§ **CHALLENGE**: Your task is to copy every line of this material exactly.

[A block of data]
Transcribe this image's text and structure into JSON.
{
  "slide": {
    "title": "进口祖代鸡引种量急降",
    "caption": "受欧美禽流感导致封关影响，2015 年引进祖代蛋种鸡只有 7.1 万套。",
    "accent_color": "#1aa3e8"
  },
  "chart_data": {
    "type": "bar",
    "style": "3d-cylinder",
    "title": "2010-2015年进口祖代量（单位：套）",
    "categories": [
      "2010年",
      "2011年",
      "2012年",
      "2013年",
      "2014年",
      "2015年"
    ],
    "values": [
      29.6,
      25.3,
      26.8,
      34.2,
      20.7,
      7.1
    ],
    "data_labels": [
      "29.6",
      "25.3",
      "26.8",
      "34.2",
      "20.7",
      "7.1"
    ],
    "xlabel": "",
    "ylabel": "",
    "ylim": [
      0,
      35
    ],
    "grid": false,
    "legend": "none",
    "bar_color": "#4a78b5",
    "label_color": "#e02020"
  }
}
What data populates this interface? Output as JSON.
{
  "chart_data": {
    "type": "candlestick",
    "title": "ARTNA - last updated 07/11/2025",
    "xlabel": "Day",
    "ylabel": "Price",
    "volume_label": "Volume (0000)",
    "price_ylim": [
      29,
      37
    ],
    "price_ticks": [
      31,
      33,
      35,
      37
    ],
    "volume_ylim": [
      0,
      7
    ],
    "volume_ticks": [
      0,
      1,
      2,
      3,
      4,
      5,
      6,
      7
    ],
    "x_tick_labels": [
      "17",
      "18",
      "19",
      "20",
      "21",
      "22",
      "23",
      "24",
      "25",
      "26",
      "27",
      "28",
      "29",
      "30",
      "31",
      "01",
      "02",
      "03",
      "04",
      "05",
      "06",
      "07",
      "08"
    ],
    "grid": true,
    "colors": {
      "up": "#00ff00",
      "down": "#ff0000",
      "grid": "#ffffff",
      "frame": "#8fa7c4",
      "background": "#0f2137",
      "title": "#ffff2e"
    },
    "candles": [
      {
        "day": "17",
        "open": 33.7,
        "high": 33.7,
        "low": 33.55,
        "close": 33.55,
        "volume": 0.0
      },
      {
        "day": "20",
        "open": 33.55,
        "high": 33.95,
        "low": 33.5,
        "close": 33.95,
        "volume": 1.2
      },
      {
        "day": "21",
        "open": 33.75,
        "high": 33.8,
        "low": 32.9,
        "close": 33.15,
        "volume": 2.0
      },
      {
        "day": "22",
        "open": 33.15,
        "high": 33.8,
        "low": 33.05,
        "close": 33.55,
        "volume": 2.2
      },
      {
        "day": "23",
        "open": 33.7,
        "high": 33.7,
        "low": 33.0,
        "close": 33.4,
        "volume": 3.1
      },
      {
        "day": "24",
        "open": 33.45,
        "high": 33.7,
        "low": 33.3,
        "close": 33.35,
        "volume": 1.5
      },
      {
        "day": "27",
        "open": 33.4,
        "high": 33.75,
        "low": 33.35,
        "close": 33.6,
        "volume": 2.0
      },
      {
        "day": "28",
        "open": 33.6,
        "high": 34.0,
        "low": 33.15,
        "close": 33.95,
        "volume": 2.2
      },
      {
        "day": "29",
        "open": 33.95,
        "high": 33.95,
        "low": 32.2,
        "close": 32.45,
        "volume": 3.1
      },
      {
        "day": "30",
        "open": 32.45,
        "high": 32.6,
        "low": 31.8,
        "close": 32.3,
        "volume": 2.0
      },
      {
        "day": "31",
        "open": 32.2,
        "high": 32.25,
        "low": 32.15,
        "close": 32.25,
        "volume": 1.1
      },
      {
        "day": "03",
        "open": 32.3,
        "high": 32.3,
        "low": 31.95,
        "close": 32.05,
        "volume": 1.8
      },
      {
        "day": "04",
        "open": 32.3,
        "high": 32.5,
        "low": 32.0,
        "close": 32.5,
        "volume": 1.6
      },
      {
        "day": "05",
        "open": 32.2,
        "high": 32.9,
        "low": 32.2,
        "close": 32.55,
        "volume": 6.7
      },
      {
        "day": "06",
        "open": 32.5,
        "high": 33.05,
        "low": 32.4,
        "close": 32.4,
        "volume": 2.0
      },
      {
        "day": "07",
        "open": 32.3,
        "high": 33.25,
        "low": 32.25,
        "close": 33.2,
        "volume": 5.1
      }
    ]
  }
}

§ **CORRECT ANSWER**:
Transcribe this image's text and structure into JSON.
{
  "slide": {
    "title": "进口祖代鸡引种量急降",
    "caption": "受欧美禽流感导致封关影响，2015 年引进祖代蛋种鸡只有 7.1 万套。",
    "accent_color": "#1aa3e8"
  },
  "chart_data": {
    "type": "bar",
    "style": "3d-cylinder",
    "title": "2010-2015年进口祖代量（单位：套）",
    "categories": [
      "2010年",
      "2011年",
      "2012年",
      "2013年",
      "2014年",
      "2015年"
    ],
    "values": [
      29.6,
      25.3,
      26.8,
      34.2,
      20.7,
      7.1
    ],
    "data_labels": [
      "29.6",
      "25.3",
      "26.8",
      "34.2",
      "20.7",
      "7.1"
    ],
    "xlabel": "",
    "ylabel": "",
    "ylim": [
      0,
      35
    ],
    "grid": false,
    "legend": "none",
    "bar_color": "#4a78b5",
    "label_color": "#e02020"
  }
}
What data populates this interface? Output as JSON.
{
  "chart_data": {
    "type": "candlestick",
    "title": "ARTNA - last updated 07/11/2025",
    "xlabel": "Day",
    "ylabel": "Price",
    "volume_label": "Volume (0000)",
    "price_ylim": [
      29,
      37
    ],
    "price_ticks": [
      31,
      33,
      35,
      37
    ],
    "volume_ylim": [
      0,
      7
    ],
    "volume_ticks": [
      0,
      1,
      2,
      3,
      4,
      5,
      6,
      7
    ],
    "x_tick_labels": [
      "17",
      "18",
      "19",
      "20",
      "21",
      "22",
      "23",
      "24",
      "25",
      "26",
      "27",
      "28",
      "29",
      "30",
      "31",
      "01",
      "02",
      "03",
      "04",
      "05",
      "06",
      "07",
      "08"
    ],
    "grid": true,
    "colors": {
      "up": "#00ff00",
      "down": "#ff0000",
      "grid": "#ffffff",
      "frame": "#8fa7c4",
      "background": "#0f2137",
      "title": "#ffff2e"
    },
    "candles": [
      {
        "day": "17",
        "open": 33.7,
        "high": 33.7,
        "low": 33.55,
        "close": 33.55,
        "volume": 0.0
      },
      {
        "day": "20",
        "open": 33.55,
        "high": 33.95,
        "low": 33.5,
        "close": 33.95,
        "volume": 1.2
      },
      {
        "day": "21",
        "open": 33.75,
        "high": 33.8,
        "low": 32.9,
        "close": 33.15,
        "volume": 2.0
      },
      {
        "day": "22",
        "open": 33.15,
        "high": 33.8,
        "low": 33.05,
        "close": 33.55,
        "volume": 2.2
      },
      {
        "day": "23",
        "open": 33.7,
        "high": 33.7,
        "low": 33.0,
        "close": 33.4,
        "volume": 3.1
      },
      {
        "day": "24",
        "open": 33.45,
        "high": 33.7,
        "low": 33.3,
        "close": 33.35,
        "volume": 1.5
      },
      {
        "day": "27",
        "open": 33.4,
        "high": 33.75,
        "low": 33.35,
        "close": 33.6,
        "volume": 2.0
      },
      {
        "day": "28",
        "open": 33.6,
        "high": 34.0,
        "low": 33.15,
        "close": 33.95,
        "volume": 2.2
      },
      {
        "day": "29",
        "open": 33.95,
        "high": 33.95,
        "low": 32.2,
        "close": 32.45,
        "volume": 3.1
      },
      {
        "day": "30",
        "open": 32.45,
        "high": 32.6,
        "low": 31.8,
        "close": 32.3,
        "volume": 2.0
      },
      {
        "day": "31",
        "open": 32.2,
        "high": 32.25,
        "low": 32.15,
        "close": 32.25,
        "volume": 1.1
      },
      {
        "day": "03",
        "open": 32.3,
        "high": 32.3,
        "low": 31.95,
        "close": 32.05,
        "volume": 1.8
      },
      {
        "day": "04",
        "open": 32.3,
        "high": 32.5,
        "low": 32.0,
        "close": 32.5,
        "volume": 1.6
      },
      {
        "day": "05",
        "open": 32.2,
        "high": 32.9,
        "low": 32.2,
        "close": 32.55,
        "volume": 6.7
      },
      {
        "day": "06",
        "open": 32.5,
        "high": 33.05,
        "low": 32.4,
        "close": 32.4,
        "volume": 2.0
      },
      {
        "day": "07",
        "open": 32.3,
        "high": 33.25,
        "low": 32.25,
        "close": 33.2,
        "volume": 5.1
      }
    ]
  }
}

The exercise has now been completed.